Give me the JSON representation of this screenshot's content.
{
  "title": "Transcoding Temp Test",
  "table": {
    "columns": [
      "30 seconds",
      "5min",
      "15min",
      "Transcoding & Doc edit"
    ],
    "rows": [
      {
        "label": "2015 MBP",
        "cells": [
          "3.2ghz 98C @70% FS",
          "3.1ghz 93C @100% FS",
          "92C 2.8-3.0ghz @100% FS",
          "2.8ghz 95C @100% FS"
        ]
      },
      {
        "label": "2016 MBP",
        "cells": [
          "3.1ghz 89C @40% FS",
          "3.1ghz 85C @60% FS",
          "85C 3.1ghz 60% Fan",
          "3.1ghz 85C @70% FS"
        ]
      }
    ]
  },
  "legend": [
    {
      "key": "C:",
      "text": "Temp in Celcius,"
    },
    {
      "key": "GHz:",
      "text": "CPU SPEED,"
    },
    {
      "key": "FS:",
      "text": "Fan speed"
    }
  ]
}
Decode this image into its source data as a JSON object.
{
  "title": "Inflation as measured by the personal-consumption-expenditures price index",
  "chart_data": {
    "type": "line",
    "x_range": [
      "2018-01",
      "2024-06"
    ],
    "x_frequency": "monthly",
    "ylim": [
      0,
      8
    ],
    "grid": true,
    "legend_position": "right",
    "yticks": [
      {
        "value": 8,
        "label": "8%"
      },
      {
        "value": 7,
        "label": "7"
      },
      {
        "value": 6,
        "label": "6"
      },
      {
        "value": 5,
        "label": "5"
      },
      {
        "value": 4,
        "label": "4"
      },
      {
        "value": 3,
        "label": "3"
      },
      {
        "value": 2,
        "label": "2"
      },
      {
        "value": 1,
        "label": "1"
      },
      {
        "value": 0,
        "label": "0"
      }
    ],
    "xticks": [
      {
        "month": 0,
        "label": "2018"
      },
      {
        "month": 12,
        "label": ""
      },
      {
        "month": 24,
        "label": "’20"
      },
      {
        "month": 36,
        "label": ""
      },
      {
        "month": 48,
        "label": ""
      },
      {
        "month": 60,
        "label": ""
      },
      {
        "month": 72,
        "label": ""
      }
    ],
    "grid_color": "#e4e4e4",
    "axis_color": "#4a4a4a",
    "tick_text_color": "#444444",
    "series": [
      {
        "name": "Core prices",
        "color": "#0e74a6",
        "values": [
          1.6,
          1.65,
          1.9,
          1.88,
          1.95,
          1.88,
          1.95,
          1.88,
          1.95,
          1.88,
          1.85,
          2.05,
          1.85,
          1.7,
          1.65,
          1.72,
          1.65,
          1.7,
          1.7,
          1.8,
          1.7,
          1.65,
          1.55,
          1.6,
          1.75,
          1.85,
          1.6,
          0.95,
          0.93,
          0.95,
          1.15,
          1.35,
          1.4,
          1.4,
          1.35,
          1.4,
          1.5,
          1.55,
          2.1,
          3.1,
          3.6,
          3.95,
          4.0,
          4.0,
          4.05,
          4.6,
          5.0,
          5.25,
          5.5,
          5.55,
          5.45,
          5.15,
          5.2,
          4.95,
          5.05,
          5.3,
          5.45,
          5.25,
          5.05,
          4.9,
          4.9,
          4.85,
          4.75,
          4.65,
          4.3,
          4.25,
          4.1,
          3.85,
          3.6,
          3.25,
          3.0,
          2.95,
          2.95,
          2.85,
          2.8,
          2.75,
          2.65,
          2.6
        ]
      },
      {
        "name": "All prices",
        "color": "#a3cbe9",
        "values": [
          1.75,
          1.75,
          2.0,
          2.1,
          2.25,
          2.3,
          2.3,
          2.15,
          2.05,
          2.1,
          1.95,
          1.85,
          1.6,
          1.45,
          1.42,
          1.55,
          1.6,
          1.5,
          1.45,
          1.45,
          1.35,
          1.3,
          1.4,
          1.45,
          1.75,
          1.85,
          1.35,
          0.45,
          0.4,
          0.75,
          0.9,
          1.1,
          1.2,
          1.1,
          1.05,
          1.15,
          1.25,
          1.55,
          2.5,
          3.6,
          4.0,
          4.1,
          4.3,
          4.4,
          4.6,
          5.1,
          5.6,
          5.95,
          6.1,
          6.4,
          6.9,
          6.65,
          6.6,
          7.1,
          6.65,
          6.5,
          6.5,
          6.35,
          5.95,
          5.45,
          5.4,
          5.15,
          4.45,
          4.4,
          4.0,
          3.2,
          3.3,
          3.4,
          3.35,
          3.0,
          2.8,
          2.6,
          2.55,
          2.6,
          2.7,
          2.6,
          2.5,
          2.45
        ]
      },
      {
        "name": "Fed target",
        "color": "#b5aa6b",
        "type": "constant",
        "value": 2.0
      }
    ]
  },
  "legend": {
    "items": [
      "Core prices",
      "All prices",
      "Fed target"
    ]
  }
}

———

Every line in the data above that contains "Transcoding" needs to be copied.

  "title": "Transcoding Temp Test",
      "Transcoding & Doc edit"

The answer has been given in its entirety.